*DATA EXCERPTS:*
○ ○ ○

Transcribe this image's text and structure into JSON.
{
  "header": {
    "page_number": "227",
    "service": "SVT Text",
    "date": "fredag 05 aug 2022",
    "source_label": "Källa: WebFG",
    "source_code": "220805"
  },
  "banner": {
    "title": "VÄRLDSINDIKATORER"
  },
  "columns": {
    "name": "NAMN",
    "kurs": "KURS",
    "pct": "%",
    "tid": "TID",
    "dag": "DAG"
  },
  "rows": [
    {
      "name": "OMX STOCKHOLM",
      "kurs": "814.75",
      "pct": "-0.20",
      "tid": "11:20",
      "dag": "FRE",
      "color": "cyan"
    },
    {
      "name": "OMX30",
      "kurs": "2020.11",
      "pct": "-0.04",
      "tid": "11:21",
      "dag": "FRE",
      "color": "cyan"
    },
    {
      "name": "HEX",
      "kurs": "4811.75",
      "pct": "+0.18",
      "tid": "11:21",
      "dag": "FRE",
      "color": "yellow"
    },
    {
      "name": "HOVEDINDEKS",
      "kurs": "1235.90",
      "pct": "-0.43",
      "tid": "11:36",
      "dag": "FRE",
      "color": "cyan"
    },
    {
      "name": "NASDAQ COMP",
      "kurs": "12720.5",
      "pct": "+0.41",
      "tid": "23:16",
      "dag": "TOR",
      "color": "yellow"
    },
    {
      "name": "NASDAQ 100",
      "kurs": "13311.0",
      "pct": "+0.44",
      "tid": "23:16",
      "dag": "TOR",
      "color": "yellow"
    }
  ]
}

○ ○ ○

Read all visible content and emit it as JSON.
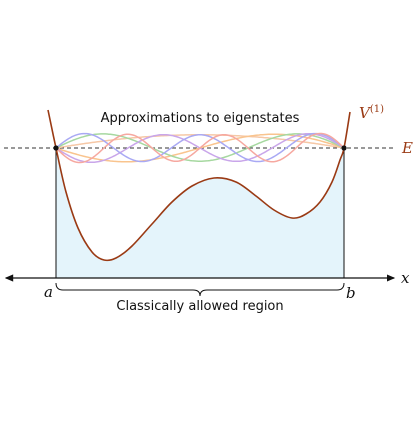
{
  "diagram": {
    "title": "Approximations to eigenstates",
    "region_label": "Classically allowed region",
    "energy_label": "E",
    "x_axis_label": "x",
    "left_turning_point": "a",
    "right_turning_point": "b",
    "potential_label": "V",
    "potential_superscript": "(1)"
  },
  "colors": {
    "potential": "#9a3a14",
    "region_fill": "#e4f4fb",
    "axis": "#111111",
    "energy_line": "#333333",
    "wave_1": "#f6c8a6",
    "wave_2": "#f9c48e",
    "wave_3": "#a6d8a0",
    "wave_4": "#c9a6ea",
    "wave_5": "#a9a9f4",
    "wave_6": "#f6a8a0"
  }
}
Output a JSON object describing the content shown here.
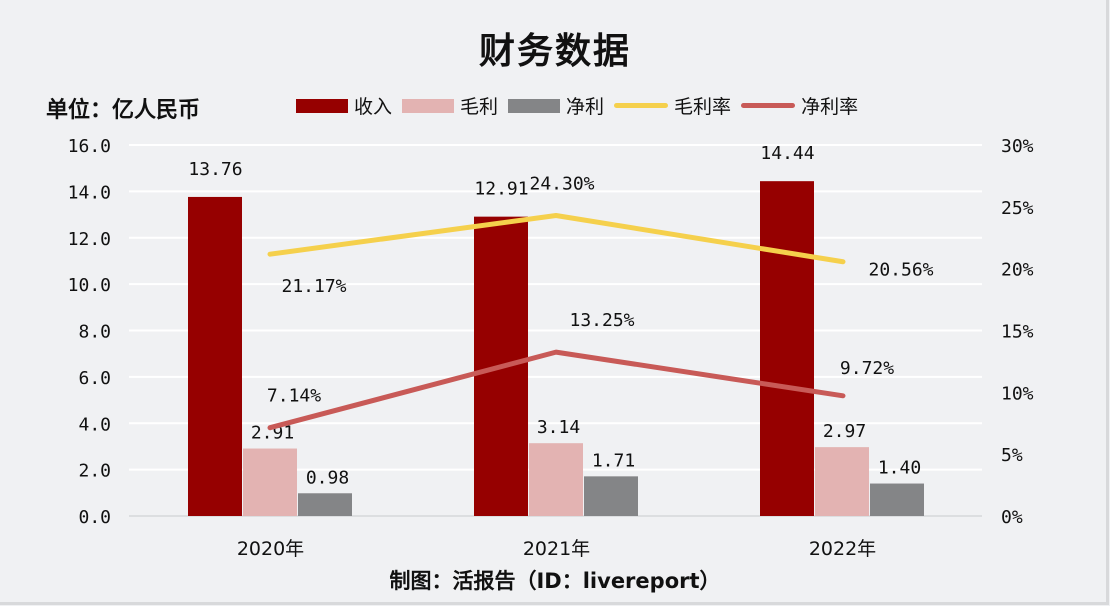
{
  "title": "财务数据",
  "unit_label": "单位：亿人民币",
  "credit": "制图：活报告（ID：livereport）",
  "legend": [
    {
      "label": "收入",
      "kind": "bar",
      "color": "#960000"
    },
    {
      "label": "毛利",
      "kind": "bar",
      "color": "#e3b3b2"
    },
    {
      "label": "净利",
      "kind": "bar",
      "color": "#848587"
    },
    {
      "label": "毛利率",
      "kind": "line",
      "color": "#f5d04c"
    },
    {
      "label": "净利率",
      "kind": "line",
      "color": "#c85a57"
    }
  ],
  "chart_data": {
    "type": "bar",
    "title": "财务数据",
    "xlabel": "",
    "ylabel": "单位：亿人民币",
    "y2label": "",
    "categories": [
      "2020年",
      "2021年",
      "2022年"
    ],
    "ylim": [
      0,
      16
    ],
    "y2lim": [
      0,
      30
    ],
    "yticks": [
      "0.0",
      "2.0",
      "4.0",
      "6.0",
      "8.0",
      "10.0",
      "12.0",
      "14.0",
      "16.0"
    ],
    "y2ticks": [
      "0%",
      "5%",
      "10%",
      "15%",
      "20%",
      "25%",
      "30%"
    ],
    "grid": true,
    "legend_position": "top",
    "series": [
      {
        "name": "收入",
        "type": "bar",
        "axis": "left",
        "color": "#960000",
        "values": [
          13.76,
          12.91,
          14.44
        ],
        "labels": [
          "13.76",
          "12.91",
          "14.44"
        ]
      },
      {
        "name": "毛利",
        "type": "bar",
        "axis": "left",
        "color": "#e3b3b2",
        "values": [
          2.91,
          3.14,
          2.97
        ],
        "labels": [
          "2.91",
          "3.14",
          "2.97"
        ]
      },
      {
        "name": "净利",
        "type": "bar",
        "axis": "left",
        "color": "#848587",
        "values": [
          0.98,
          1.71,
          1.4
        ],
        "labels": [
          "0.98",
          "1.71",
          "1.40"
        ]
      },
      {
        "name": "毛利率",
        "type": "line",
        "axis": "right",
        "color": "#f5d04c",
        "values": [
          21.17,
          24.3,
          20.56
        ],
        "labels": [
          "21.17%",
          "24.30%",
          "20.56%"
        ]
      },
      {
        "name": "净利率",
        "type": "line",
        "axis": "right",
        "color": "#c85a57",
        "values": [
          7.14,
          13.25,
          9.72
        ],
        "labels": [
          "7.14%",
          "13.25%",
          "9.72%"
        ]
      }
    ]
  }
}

○ ○ ○

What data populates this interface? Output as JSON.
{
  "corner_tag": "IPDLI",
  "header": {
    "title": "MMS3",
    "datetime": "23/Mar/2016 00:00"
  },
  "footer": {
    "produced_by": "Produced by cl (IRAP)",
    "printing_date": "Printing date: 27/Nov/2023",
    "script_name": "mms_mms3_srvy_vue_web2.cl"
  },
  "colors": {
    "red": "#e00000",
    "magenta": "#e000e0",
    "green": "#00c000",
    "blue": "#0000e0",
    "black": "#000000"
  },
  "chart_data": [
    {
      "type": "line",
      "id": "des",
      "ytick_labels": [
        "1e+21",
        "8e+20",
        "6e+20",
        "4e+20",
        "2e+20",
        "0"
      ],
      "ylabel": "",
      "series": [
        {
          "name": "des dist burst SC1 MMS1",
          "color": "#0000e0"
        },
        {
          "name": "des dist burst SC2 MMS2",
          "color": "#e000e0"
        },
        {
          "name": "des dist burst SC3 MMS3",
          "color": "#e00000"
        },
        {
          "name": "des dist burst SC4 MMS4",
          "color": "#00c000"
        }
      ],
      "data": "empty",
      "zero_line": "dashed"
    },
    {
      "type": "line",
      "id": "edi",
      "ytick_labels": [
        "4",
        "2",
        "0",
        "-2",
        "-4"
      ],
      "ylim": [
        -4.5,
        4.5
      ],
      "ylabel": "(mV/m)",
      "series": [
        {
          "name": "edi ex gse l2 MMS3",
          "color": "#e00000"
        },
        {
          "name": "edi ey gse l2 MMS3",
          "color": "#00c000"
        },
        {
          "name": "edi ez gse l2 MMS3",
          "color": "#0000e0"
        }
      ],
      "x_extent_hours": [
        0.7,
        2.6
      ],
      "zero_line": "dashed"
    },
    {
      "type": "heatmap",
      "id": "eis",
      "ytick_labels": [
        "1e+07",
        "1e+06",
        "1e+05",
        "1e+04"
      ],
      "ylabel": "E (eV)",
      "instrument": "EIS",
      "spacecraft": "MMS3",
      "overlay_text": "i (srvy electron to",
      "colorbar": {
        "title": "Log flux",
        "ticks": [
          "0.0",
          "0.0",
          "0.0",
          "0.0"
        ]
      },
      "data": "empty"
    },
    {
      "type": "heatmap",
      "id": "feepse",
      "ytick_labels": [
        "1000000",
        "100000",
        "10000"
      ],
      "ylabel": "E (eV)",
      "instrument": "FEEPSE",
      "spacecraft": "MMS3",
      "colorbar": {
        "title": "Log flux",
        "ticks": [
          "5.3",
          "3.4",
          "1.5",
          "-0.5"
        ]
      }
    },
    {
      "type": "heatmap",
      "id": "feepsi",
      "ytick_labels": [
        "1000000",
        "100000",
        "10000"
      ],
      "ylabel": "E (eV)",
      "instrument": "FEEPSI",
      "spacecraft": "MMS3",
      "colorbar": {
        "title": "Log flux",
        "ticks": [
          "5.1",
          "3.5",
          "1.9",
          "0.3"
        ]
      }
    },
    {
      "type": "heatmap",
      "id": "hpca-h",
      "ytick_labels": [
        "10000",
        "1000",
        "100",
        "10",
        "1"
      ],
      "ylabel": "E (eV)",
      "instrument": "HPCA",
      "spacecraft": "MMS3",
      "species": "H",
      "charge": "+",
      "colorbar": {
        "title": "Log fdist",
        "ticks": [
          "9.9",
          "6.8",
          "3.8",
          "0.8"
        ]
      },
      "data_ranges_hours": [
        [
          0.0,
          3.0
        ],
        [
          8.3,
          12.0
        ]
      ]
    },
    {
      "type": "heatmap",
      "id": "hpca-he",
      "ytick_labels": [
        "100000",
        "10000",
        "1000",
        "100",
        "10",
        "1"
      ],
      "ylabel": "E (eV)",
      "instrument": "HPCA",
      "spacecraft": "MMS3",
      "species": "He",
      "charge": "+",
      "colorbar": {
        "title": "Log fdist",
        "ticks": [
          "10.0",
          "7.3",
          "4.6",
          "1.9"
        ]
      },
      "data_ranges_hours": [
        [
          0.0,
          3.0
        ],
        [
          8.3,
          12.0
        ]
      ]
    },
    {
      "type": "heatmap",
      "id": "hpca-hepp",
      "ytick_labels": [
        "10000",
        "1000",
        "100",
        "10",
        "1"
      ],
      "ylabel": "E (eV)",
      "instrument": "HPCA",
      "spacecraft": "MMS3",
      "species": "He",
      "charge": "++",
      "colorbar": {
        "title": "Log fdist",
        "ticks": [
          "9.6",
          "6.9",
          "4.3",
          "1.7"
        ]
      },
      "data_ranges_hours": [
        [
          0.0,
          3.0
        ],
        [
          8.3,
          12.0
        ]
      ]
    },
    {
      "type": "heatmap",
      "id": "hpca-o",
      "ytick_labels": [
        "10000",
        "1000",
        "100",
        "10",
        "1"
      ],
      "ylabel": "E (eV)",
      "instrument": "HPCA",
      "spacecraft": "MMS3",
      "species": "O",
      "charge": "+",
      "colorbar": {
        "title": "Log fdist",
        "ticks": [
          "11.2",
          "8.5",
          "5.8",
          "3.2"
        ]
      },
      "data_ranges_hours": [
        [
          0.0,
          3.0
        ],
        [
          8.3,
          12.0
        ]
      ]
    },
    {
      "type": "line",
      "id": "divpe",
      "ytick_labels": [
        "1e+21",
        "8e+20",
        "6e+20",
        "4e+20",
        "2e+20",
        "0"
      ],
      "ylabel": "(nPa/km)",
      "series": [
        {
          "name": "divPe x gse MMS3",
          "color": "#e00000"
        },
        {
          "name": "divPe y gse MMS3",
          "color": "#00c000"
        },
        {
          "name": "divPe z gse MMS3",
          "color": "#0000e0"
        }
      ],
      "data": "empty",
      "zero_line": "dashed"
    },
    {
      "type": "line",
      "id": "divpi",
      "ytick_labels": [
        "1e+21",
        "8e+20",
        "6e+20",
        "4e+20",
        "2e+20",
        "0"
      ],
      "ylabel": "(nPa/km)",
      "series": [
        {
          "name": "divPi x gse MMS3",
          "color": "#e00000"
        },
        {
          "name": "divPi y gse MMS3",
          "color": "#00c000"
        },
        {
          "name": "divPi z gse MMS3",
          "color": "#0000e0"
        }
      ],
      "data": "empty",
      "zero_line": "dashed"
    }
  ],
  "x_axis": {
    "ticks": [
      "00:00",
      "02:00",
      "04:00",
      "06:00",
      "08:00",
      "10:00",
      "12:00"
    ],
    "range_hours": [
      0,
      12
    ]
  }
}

○ ○ ○

*SHORT EXERCISE:* Reply with nothing but the number of lines that contain the word "JSON".

*TASK RESULT:* 4